BEGIN Supplied entries
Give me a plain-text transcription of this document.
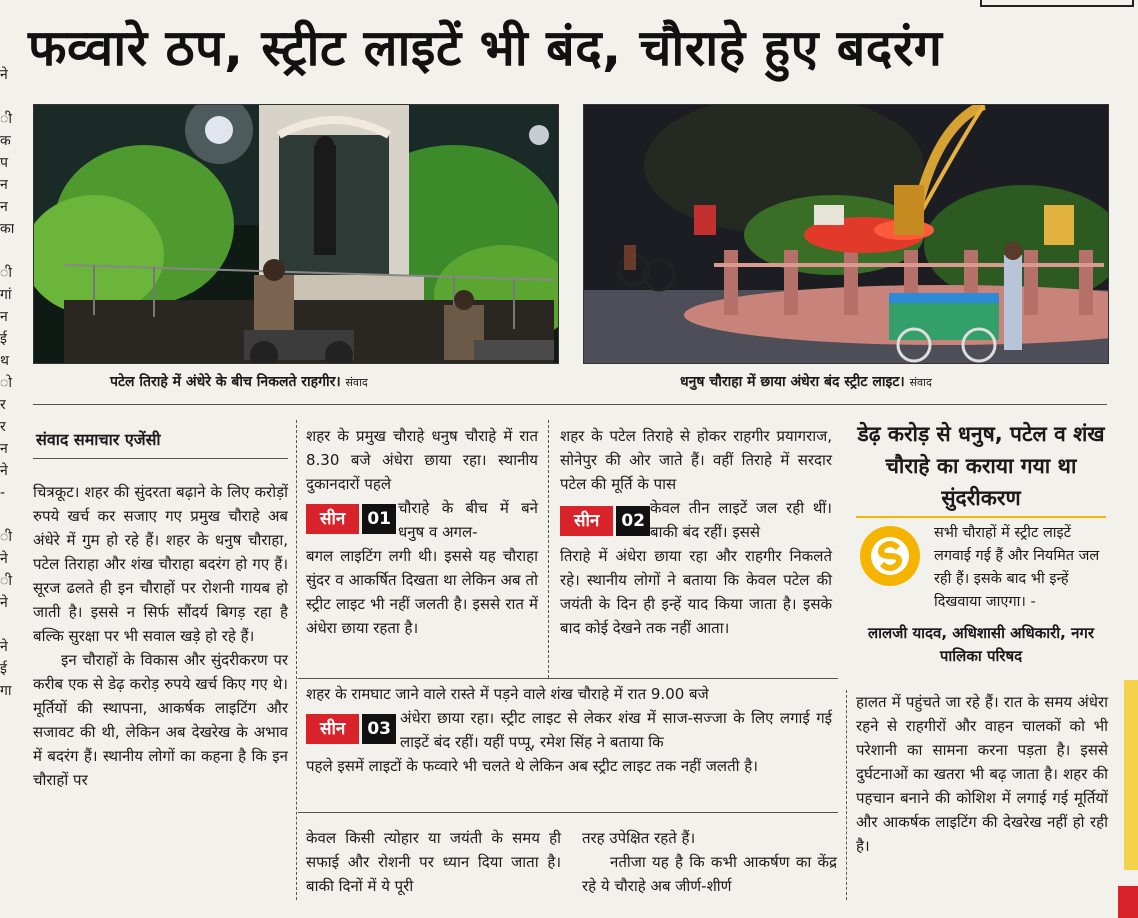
फव्वारे ठप, स्ट्रीट लाइटें भी बंद, चौराहे हुए बदरंग
ने
ी
क
प
न
न
का
ी
गां
न
ई
थ
ो
र
र
न
ने
-
ी
ने
ी
ने
ने
ई
गा
पटेल तिराहे में अंधेरे के बीच निकलते राहगीर। संवाद	धनुष चौराहा में छाया अंधेरा बंद स्ट्रीट लाइट। संवाद
संवाद समाचार एजेंसी

चित्रकूट। शहर की सुंदरता बढ़ाने के लिए करोड़ों रुपये खर्च कर सजाए गए प्रमुख चौराहे अब अंधेरे में गुम हो रहे हैं। शहर के धनुष चौराहा, पटेल तिराहा और शंख चौराहा बदरंग हो गए हैं। सूरज ढलते ही इन चौराहों पर रोशनी गायब हो जाती है। इससे न सिर्फ सौंदर्य बिगड़ रहा है बल्कि सुरक्षा पर भी सवाल खड़े हो रहे हैं।

इन चौराहों के विकास और सुंदरीकरण पर करीब एक से डेढ़ करोड़ रुपये खर्च किए गए थे। मूर्तियों की स्थापना, आकर्षक लाइटिंग और सजावट की थी, लेकिन अब देखरेख के अभाव में बदरंग हैं। स्थानीय लोगों का कहना है कि इन चौराहों पर

शहर के प्रमुख चौराहे धनुष चौराहे में रात 8.30 बजे अंधेरा छाया रहा। स्थानीय दुकानदारों पहले
सीन	01
चौराहे के बीच में बने धनुष व अगल-
बगल लाइटिंग लगी थी। इससे यह चौराहा सुंदर व आकर्षित दिखता था लेकिन अब तो स्ट्रीट लाइट भी नहीं जलती है। इससे रात में अंधेरा छाया रहता है।
शहर के पटेल तिराहे से होकर राहगीर प्रयागराज, सोनेपुर की ओर जाते हैं। वहीं तिराहे में सरदार पटेल की मूर्ति के पास
सीन	02
केवल तीन लाइटें जल रही थीं। बाकी बंद रहीं। इससे
तिराहे में अंधेरा छाया रहा और राहगीर निकलते रहे। स्थानीय लोगों ने बताया कि केवल पटेल की जयंती के दिन ही इन्हें याद किया जाता है। इसके बाद कोई देखने तक नहीं आता।
डेढ़ करोड़ से धनुष, पटेल व शंख चौराहे का कराया गया था सुंदरीकरण
सभी चौराहों में स्ट्रीट लाइटें लगवाई गई हैं और नियमित जल रही हैं। इसके बाद भी इन्हें दिखवाया जाएगा। -
लालजी यादव, अधिशासी अधिकारी, नगर पालिका परिषद
शहर के रामघाट जाने वाले रास्ते में पड़ने वाले शंख चौराहे में रात 9.00 बजे
सीन	03
अंधेरा छाया रहा। स्ट्रीट लाइट से लेकर शंख में साज-सज्जा के लिए लगाई गई लाइटें बंद रहीं। यहीं पप्पू, रमेश सिंह ने बताया कि
पहले इसमें लाइटों के फव्वारे भी चलते थे लेकिन अब स्ट्रीट लाइट तक नहीं जलती है।
केवल किसी त्योहार या जयंती के समय ही सफाई और रोशनी पर ध्यान दिया जाता है। बाकी दिनों में ये पूरी

तरह उपेक्षित रहते हैं।

नतीजा यह है कि कभी आकर्षण का केंद्र रहे ये चौराहे अब जीर्ण-शीर्ण

हालत में पहुंचते जा रहे हैं। रात के समय अंधेरा रहने से राहगीरों और वाहन चालकों को भी परेशानी का सामना करना पड़ता है। इससे दुर्घटनाओं का खतरा भी बढ़ जाता है। शहर की पहचान बनाने की कोशिश में लगाई गई मूर्तियों और आकर्षक लाइटिंग की देखरेख नहीं हो रही है।
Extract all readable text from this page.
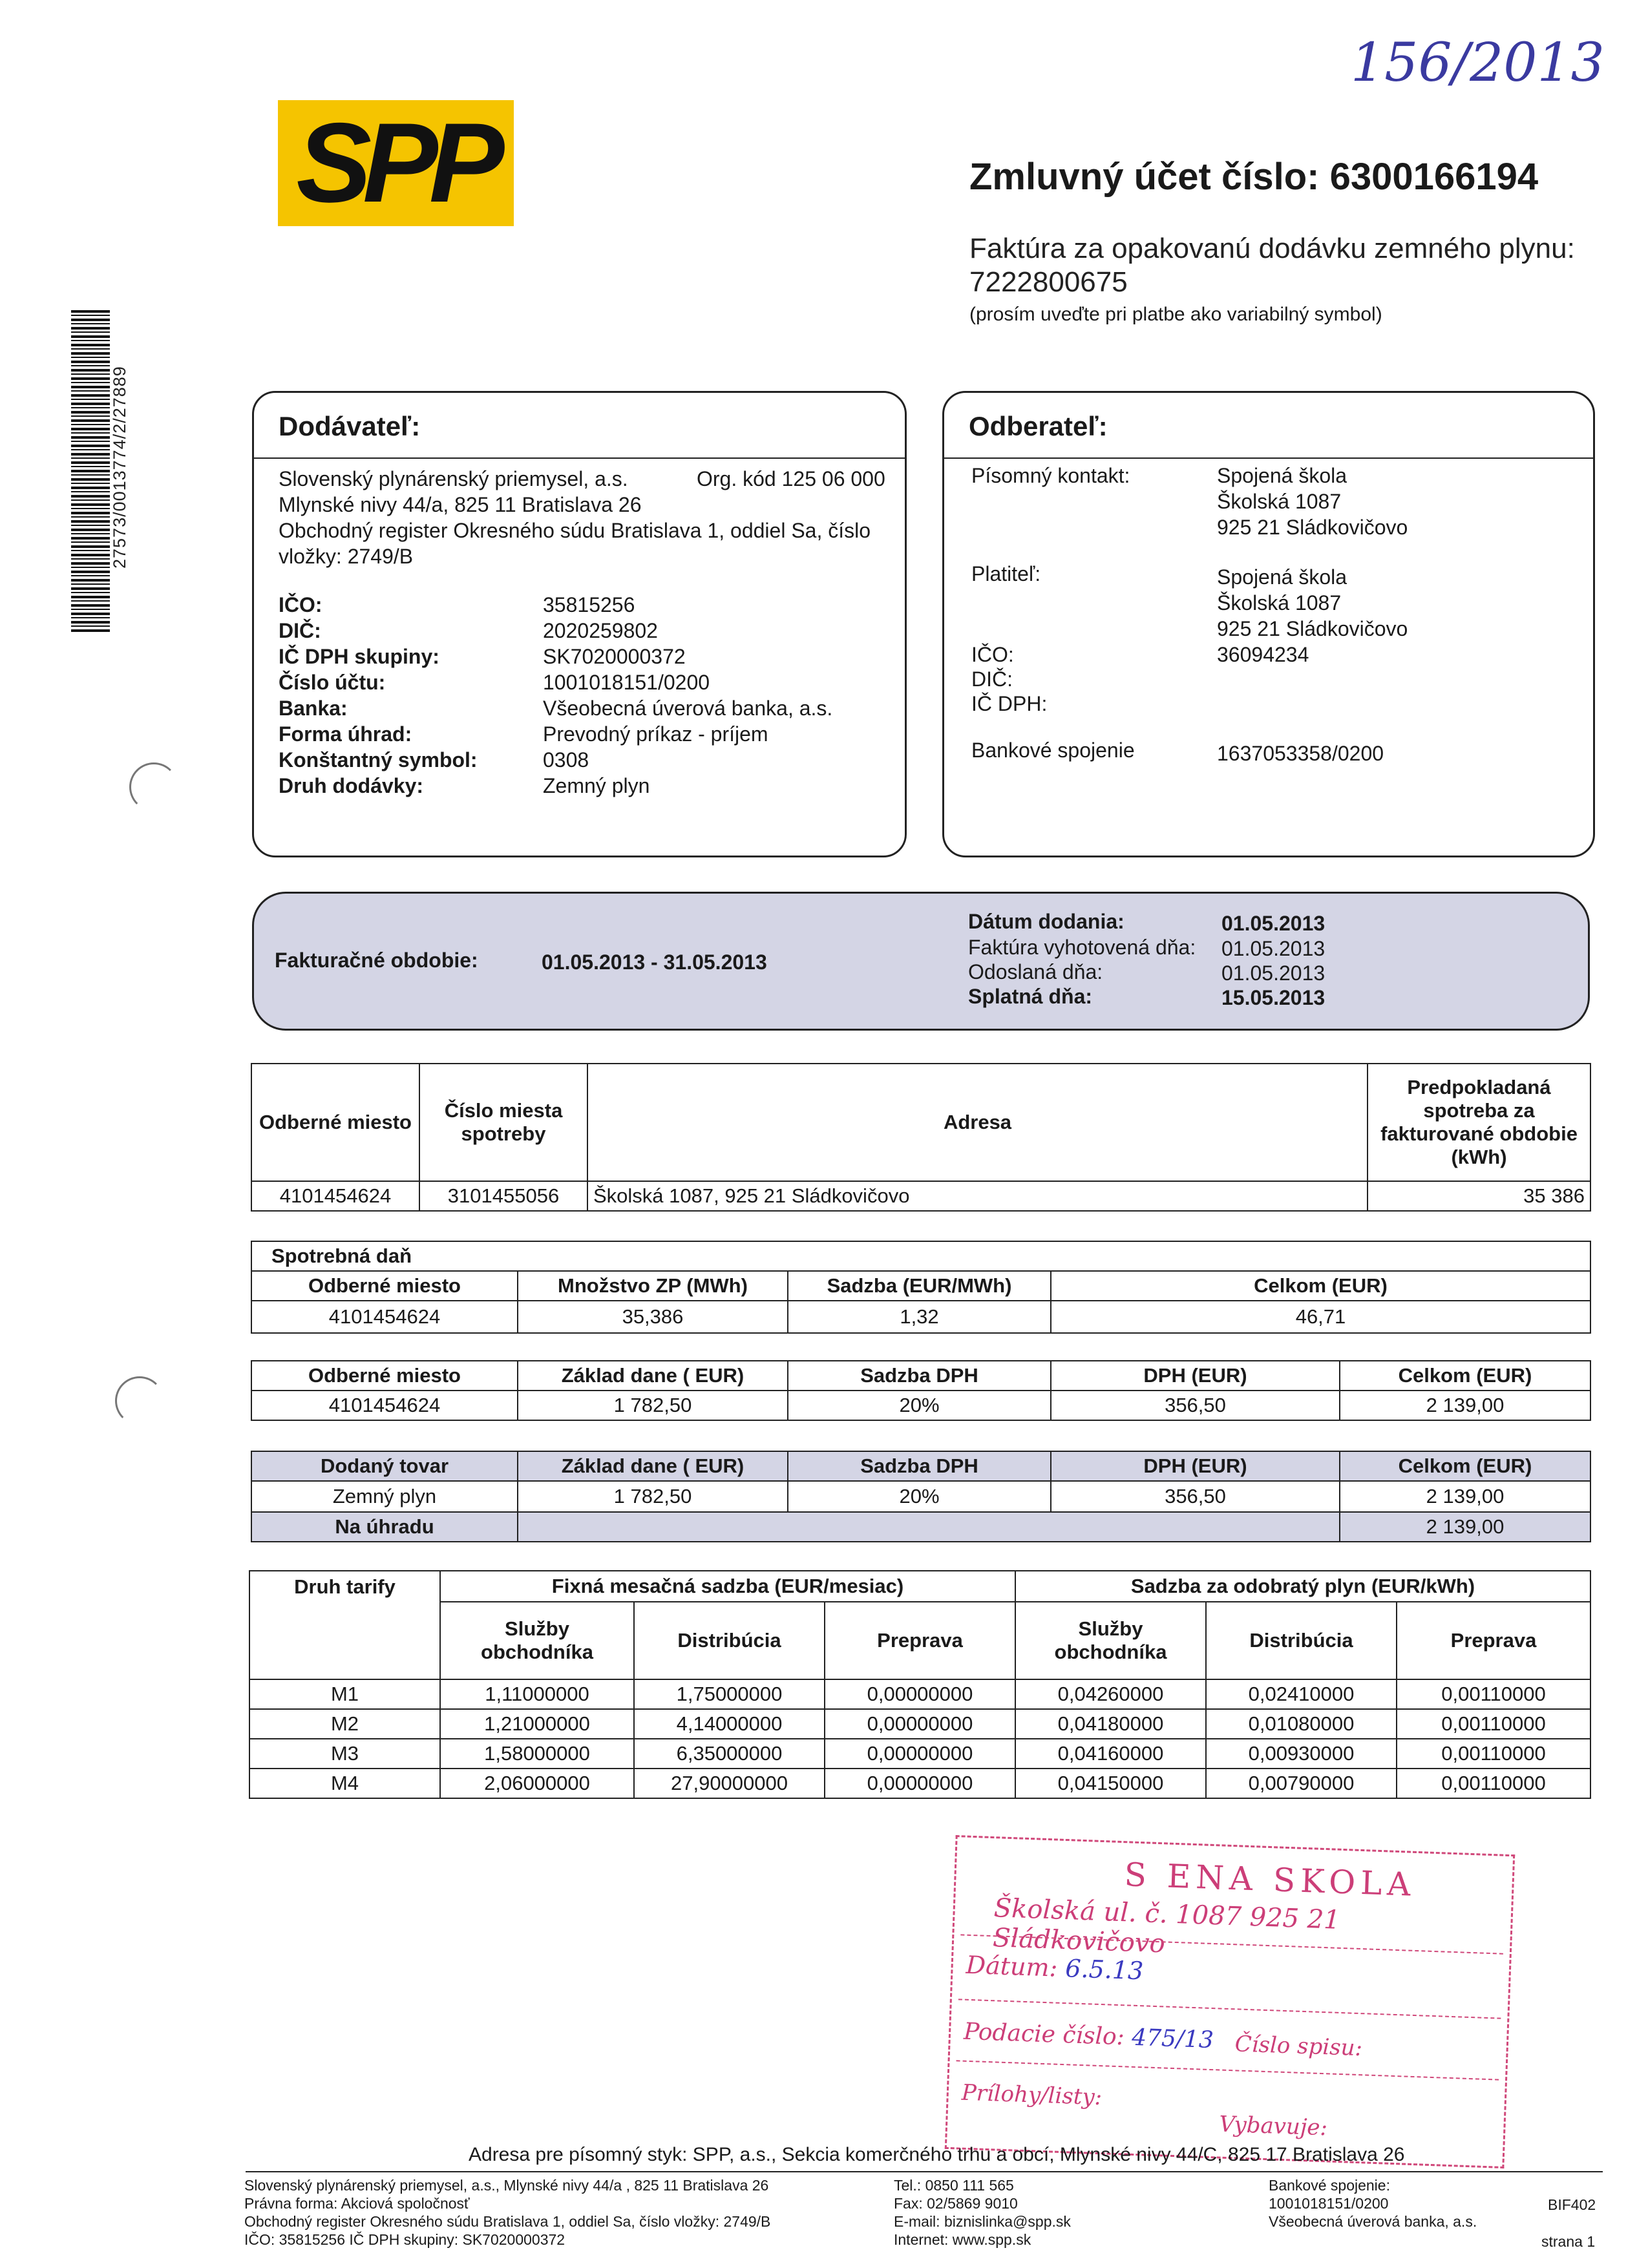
SPP
156/2013
27573/0013774/2/27889
Zmluvný účet číslo: 6300166194
Faktúra za opakovanú dodávku zemného plynu:
7222800675
(prosím uveďte pri platbe ako variabilný symbol)
Dodávateľ:
Slovenský plynárenský priemysel, a.s.	Org. kód 125 06 000
Mlynské nivy 44/a, 825 11 Bratislava 26
Obchodný register Okresného súdu Bratislava 1, oddiel Sa, číslo
vložky: 2749/B
IČO:	35815256
DIČ:	2020259802
IČ DPH skupiny:	SK7020000372
Číslo účtu:	1001018151/0200
Banka:	Všeobecná úverová banka, a.s.
Forma úhrad:	Prevodný príkaz - príjem
Konštantný symbol:	0308
Druh dodávky:	Zemný plyn
Odberateľ:
Písomný kontakt:	Spojená škola
Školská 1087
925 21 Sládkovičovo
Platiteľ:	Spojená škola
Školská 1087
925 21 Sládkovičovo
IČO:	36094234
DIČ:
IČ DPH:
Bankové spojenie	1637053358/0200
Fakturačné obdobie:	01.05.2013 - 31.05.2013
Dátum dodania:	01.05.2013
Faktúra vyhotovená dňa: 01.05.2013
Odoslaná dňa:	01.05.2013
Splatná dňa:	15.05.2013
Odberné miesto	Číslo miesta spotreby	Adresa	Predpokladaná spotreba za fakturované obdobie (kWh)
4101454624	3101455056	Školská 1087, 925 21 Sládkovičovo	35 386
Spotrebná daň			
Odberné miesto	Množstvo ZP (MWh)	Sadzba (EUR/MWh)	Celkom (EUR)
4101454624	35,386	1,32	46,71
Odberné miesto	Základ dane ( EUR)	Sadzba DPH	DPH (EUR)	Celkom (EUR)
4101454624	1 782,50	20%	356,50	2 139,00
Dodaný tovar	Základ dane ( EUR)	Sadzba DPH	DPH (EUR)	Celkom (EUR)
Zemný plyn	1 782,50	20%	356,50	2 139,00
Na úhradu				2 139,00
Druh tarify	Fixná mesačná sadzba (EUR/mesiac)			Sadzba za odobratý plyn (EUR/kWh)		
	Služby obchodníka	Distribúcia	Preprava	Služby obchodníka	Distribúcia	Preprava
M1	1,11000000	1,75000000	0,00000000	0,04260000	0,02410000	0,00110000
M2	1,21000000	4,14000000	0,00000000	0,04180000	0,01080000	0,00110000
M3	1,58000000	6,35000000	0,00000000	0,04160000	0,00930000	0,00110000
M4	2,06000000	27,90000000	0,00000000	0,04150000	0,00790000	0,00110000
S ENA SKOLA
Školská ul. č. 1087 925 21 Sládkovičovo
Dátum: 6.5.13
Podacie číslo: 475/13 Číslo spisu:
Prílohy/listy:
Vybavuje:
Adresa pre písomný styk: SPP, a.s., Sekcia komerčného trhu a obcí, Mlynské nivy 44/C, 825 17 Bratislava 26
Slovenský plynárenský priemysel, a.s., Mlynské nivy 44/a , 825 11 Bratislava 26
Právna forma: Akciová spoločnosť
Obchodný register Okresného súdu Bratislava 1, oddiel Sa, číslo vložky: 2749/B
IČO: 35815256 IČ DPH skupiny: SK7020000372
Tel.: 0850 111 565
Fax: 02/5869 9010
E-mail: biznislinka@spp.sk
Internet: www.spp.sk
Bankové spojenie:
1001018151/0200
Všeobecná úverová banka, a.s.
BIF402
strana 1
END Supplied entries
- Short task -
Output the records above exactly; leave out the pictures.

- Written answer -
Give me a plain-text transcription of this document.
फव्वारे ठप, स्ट्रीट लाइटें भी बंद, चौराहे हुए बदरंग
ने
ी
क
प
न
न
का
ी
गां
न
ई
थ
ो
र
र
न
ने
-
ी
ने
ी
ने
ने
ई
गा
पटेल तिराहे में अंधेरे के बीच निकलते राहगीर। संवाद	धनुष चौराहा में छाया अंधेरा बंद स्ट्रीट लाइट। संवाद
संवाद समाचार एजेंसी

चित्रकूट। शहर की सुंदरता बढ़ाने के लिए करोड़ों रुपये खर्च कर सजाए गए प्रमुख चौराहे अब अंधेरे में गुम हो रहे हैं। शहर के धनुष चौराहा, पटेल तिराहा और शंख चौराहा बदरंग हो गए हैं। सूरज ढलते ही इन चौराहों पर रोशनी गायब हो जाती है। इससे न सिर्फ सौंदर्य बिगड़ रहा है बल्कि सुरक्षा पर भी सवाल खड़े हो रहे हैं।

इन चौराहों के विकास और सुंदरीकरण पर करीब एक से डेढ़ करोड़ रुपये खर्च किए गए थे। मूर्तियों की स्थापना, आकर्षक लाइटिंग और सजावट की थी, लेकिन अब देखरेख के अभाव में बदरंग हैं। स्थानीय लोगों का कहना है कि इन चौराहों पर

शहर के प्रमुख चौराहे धनुष चौराहे में रात 8.30 बजे अंधेरा छाया रहा। स्थानीय दुकानदारों पहले
सीन	01
चौराहे के बीच में बने धनुष व अगल-
बगल लाइटिंग लगी थी। इससे यह चौराहा सुंदर व आकर्षित दिखता था लेकिन अब तो स्ट्रीट लाइट भी नहीं जलती है। इससे रात में अंधेरा छाया रहता है।
शहर के पटेल तिराहे से होकर राहगीर प्रयागराज, सोनेपुर की ओर जाते हैं। वहीं तिराहे में सरदार पटेल की मूर्ति के पास
सीन	02
केवल तीन लाइटें जल रही थीं। बाकी बंद रहीं। इससे
तिराहे में अंधेरा छाया रहा और राहगीर निकलते रहे। स्थानीय लोगों ने बताया कि केवल पटेल की जयंती के दिन ही इन्हें याद किया जाता है। इसके बाद कोई देखने तक नहीं आता।
डेढ़ करोड़ से धनुष, पटेल व शंख चौराहे का कराया गया था सुंदरीकरण
सभी चौराहों में स्ट्रीट लाइटें लगवाई गई हैं और नियमित जल रही हैं। इसके बाद भी इन्हें दिखवाया जाएगा। -
लालजी यादव, अधिशासी अधिकारी, नगर पालिका परिषद
शहर के रामघाट जाने वाले रास्ते में पड़ने वाले शंख चौराहे में रात 9.00 बजे
सीन	03
अंधेरा छाया रहा। स्ट्रीट लाइट से लेकर शंख में साज-सज्जा के लिए लगाई गई लाइटें बंद रहीं। यहीं पप्पू, रमेश सिंह ने बताया कि
पहले इसमें लाइटों के फव्वारे भी चलते थे लेकिन अब स्ट्रीट लाइट तक नहीं जलती है।
केवल किसी त्योहार या जयंती के समय ही सफाई और रोशनी पर ध्यान दिया जाता है। बाकी दिनों में ये पूरी

तरह उपेक्षित रहते हैं।

नतीजा यह है कि कभी आकर्षण का केंद्र रहे ये चौराहे अब जीर्ण-शीर्ण

हालत में पहुंचते जा रहे हैं। रात के समय अंधेरा रहने से राहगीरों और वाहन चालकों को भी परेशानी का सामना करना पड़ता है। इससे दुर्घटनाओं का खतरा भी बढ़ जाता है। शहर की पहचान बनाने की कोशिश में लगाई गई मूर्तियों और आकर्षक लाइटिंग की देखरेख नहीं हो रही है।
Extract all readable text from this page.
SPP
156/2013
27573/0013774/2/27889
Zmluvný účet číslo: 6300166194
Faktúra za opakovanú dodávku zemného plynu:
7222800675
(prosím uveďte pri platbe ako variabilný symbol)
Dodávateľ:
Slovenský plynárenský priemysel, a.s.	Org. kód 125 06 000
Mlynské nivy 44/a, 825 11 Bratislava 26
Obchodný register Okresného súdu Bratislava 1, oddiel Sa, číslo
vložky: 2749/B
IČO:	35815256
DIČ:	2020259802
IČ DPH skupiny:	SK7020000372
Číslo účtu:	1001018151/0200
Banka:	Všeobecná úverová banka, a.s.
Forma úhrad:	Prevodný príkaz - príjem
Konštantný symbol:	0308
Druh dodávky:	Zemný plyn
Odberateľ:
Písomný kontakt:	Spojená škola
Školská 1087
925 21 Sládkovičovo
Platiteľ:	Spojená škola
Školská 1087
925 21 Sládkovičovo
IČO:	36094234
DIČ:
IČ DPH:
Bankové spojenie	1637053358/0200
Fakturačné obdobie:	01.05.2013 - 31.05.2013
Dátum dodania:	01.05.2013
Faktúra vyhotovená dňa: 01.05.2013
Odoslaná dňa:	01.05.2013
Splatná dňa:	15.05.2013
Odberné miesto	Číslo miesta spotreby	Adresa	Predpokladaná spotreba za fakturované obdobie (kWh)
4101454624	3101455056	Školská 1087, 925 21 Sládkovičovo	35 386
Spotrebná daň			
Odberné miesto	Množstvo ZP (MWh)	Sadzba (EUR/MWh)	Celkom (EUR)
4101454624	35,386	1,32	46,71
Odberné miesto	Základ dane ( EUR)	Sadzba DPH	DPH (EUR)	Celkom (EUR)
4101454624	1 782,50	20%	356,50	2 139,00
Dodaný tovar	Základ dane ( EUR)	Sadzba DPH	DPH (EUR)	Celkom (EUR)
Zemný plyn	1 782,50	20%	356,50	2 139,00
Na úhradu				2 139,00
Druh tarify	Fixná mesačná sadzba (EUR/mesiac)			Sadzba za odobratý plyn (EUR/kWh)		
	Služby obchodníka	Distribúcia	Preprava	Služby obchodníka	Distribúcia	Preprava
M1	1,11000000	1,75000000	0,00000000	0,04260000	0,02410000	0,00110000
M2	1,21000000	4,14000000	0,00000000	0,04180000	0,01080000	0,00110000
M3	1,58000000	6,35000000	0,00000000	0,04160000	0,00930000	0,00110000
M4	2,06000000	27,90000000	0,00000000	0,04150000	0,00790000	0,00110000
S ENA SKOLA
Školská ul. č. 1087 925 21 Sládkovičovo
Dátum: 6.5.13
Podacie číslo: 475/13 Číslo spisu:
Prílohy/listy:
Vybavuje:
Adresa pre písomný styk: SPP, a.s., Sekcia komerčného trhu a obcí, Mlynské nivy 44/C, 825 17 Bratislava 26
Slovenský plynárenský priemysel, a.s., Mlynské nivy 44/a , 825 11 Bratislava 26
Právna forma: Akciová spoločnosť
Obchodný register Okresného súdu Bratislava 1, oddiel Sa, číslo vložky: 2749/B
IČO: 35815256 IČ DPH skupiny: SK7020000372
Tel.: 0850 111 565
Fax: 02/5869 9010
E-mail: biznislinka@spp.sk
Internet: www.spp.sk
Bankové spojenie:
1001018151/0200
Všeobecná úverová banka, a.s.
BIF402
strana 1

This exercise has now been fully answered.